* _REQUEST_:
Go through the records and show each line where the word "Orxan" occurs.

Data records:
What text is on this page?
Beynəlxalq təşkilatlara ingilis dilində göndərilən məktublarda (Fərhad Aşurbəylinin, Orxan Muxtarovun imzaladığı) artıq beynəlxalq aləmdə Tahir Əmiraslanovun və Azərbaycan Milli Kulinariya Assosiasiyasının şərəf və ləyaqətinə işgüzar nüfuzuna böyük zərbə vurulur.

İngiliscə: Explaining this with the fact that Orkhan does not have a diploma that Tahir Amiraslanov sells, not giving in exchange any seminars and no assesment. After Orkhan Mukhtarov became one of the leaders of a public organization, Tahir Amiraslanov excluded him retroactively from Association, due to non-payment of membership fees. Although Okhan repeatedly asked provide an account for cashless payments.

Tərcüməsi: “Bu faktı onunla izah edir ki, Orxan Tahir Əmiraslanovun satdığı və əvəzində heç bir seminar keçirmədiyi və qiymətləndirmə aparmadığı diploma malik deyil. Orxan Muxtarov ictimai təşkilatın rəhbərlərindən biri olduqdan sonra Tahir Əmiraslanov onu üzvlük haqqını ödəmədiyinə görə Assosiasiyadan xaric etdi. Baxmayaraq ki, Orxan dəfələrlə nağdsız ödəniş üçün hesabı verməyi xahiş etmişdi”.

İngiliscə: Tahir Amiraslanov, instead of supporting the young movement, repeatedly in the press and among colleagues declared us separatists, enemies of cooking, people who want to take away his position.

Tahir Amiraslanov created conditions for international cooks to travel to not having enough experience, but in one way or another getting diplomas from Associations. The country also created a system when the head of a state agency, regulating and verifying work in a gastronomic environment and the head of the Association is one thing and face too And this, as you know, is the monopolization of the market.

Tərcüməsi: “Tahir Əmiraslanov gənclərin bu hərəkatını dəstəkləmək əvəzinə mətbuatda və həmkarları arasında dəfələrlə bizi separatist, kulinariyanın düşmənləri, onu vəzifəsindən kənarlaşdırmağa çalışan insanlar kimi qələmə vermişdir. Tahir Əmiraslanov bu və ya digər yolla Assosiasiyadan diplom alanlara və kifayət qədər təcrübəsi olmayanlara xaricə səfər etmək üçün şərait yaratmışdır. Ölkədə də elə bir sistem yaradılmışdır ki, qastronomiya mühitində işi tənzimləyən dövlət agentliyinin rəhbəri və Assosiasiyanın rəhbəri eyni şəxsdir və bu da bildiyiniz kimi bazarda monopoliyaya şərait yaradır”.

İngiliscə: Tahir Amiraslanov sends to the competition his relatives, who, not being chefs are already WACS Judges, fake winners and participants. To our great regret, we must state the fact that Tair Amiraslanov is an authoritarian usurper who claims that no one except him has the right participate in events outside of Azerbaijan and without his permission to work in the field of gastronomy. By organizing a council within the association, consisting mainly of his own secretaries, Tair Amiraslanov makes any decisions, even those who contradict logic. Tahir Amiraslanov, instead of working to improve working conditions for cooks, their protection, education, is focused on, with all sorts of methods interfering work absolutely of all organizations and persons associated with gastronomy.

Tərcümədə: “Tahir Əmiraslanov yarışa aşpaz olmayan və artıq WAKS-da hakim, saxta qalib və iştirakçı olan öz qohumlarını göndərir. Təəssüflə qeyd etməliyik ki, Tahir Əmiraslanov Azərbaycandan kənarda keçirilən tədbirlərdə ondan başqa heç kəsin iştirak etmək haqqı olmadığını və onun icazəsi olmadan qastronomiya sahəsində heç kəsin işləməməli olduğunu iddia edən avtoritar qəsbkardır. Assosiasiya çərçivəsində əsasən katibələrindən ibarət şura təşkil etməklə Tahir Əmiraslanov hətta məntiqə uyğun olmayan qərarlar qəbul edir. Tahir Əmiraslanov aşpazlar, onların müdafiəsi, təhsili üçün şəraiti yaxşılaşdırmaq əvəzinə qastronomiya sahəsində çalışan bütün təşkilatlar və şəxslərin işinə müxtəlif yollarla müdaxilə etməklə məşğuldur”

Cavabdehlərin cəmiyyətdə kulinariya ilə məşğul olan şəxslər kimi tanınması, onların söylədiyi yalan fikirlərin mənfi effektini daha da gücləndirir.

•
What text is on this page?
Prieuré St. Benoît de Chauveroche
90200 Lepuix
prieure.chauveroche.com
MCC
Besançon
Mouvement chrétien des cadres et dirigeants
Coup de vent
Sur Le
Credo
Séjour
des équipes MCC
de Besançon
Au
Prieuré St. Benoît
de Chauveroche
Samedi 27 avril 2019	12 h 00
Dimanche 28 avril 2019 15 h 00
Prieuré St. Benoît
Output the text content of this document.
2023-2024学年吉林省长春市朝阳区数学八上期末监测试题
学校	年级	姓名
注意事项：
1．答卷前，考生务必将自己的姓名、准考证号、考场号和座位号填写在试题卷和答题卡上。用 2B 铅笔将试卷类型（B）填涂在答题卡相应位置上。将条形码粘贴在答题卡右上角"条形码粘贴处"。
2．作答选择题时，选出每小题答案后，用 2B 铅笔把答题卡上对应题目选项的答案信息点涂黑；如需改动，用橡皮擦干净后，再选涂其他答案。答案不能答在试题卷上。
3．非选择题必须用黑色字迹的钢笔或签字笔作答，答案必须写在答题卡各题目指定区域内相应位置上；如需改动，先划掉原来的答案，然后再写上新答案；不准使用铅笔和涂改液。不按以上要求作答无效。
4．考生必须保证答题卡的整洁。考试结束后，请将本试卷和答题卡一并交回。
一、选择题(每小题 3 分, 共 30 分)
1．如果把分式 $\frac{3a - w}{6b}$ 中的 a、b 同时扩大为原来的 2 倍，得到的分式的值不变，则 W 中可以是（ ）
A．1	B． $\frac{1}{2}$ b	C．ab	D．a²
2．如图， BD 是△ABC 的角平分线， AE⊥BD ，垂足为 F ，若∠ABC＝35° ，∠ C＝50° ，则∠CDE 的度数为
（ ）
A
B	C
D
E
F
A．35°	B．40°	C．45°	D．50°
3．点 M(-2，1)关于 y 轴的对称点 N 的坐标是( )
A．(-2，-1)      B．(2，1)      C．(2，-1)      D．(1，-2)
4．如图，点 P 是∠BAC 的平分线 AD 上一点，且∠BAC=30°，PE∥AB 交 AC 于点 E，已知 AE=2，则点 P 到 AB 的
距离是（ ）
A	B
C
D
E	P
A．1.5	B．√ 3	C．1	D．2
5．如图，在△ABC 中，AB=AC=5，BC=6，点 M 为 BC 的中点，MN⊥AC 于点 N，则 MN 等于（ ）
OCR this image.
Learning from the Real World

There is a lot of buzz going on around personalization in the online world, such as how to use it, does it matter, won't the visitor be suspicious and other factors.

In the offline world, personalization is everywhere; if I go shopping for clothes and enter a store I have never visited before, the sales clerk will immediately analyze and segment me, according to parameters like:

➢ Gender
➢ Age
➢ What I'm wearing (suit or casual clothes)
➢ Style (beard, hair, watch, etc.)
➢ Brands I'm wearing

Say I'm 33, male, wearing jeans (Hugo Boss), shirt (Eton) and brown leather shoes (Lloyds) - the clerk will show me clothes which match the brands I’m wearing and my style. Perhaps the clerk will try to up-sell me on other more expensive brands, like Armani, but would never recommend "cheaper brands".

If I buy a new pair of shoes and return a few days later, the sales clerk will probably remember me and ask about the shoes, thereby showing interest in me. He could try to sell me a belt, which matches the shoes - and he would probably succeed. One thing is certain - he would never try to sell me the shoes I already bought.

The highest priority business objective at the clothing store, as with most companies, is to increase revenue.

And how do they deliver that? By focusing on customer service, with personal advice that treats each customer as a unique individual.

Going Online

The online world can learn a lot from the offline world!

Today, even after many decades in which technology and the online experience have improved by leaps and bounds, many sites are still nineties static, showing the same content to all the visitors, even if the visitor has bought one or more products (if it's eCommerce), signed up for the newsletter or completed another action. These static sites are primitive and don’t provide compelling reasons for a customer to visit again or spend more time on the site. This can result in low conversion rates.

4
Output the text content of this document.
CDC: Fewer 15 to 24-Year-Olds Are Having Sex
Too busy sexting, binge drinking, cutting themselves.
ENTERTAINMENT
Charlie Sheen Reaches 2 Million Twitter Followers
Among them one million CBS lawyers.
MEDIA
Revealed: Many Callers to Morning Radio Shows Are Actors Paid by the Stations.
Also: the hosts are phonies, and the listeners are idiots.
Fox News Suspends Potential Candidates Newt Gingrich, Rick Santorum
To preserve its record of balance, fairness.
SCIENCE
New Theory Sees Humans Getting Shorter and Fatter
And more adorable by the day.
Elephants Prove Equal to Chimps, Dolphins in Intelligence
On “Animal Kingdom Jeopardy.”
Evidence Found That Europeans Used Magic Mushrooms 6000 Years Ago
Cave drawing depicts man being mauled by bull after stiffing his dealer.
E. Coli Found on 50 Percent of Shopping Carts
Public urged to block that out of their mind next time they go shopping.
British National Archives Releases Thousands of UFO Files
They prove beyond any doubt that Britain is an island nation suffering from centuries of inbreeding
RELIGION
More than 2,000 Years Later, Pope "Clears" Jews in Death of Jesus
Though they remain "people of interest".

* _RESULT OF THIS TASK_:
Beynəlxalq təşkilatlara ingilis dilində göndərilən məktublarda (Fərhad Aşurbəylinin, Orxan Muxtarovun imzaladığı) artıq beynəlxalq aləmdə Tahir Əmiraslanovun və Azərbaycan Milli Kulinariya Assosiasiyasının şərəf və ləyaqətinə işgüzar nüfuzuna böyük zərbə vurulur.
Tərcüməsi: “Bu faktı onunla izah edir ki, Orxan Tahir Əmiraslanovun satdığı və əvəzində heç bir seminar keçirmədiyi və qiymətləndirmə aparmadığı diploma malik deyil. Orxan Muxtarov ictimai təşkilatın rəhbərlərindən biri olduqdan sonra Tahir Əmiraslanov onu üzvlük haqqını ödəmədiyinə görə Assosiasiyadan xaric etdi. Baxmayaraq ki, Orxan dəfələrlə nağdsız ödəniş üçün hesabı verməyi xahiş etmişdi”.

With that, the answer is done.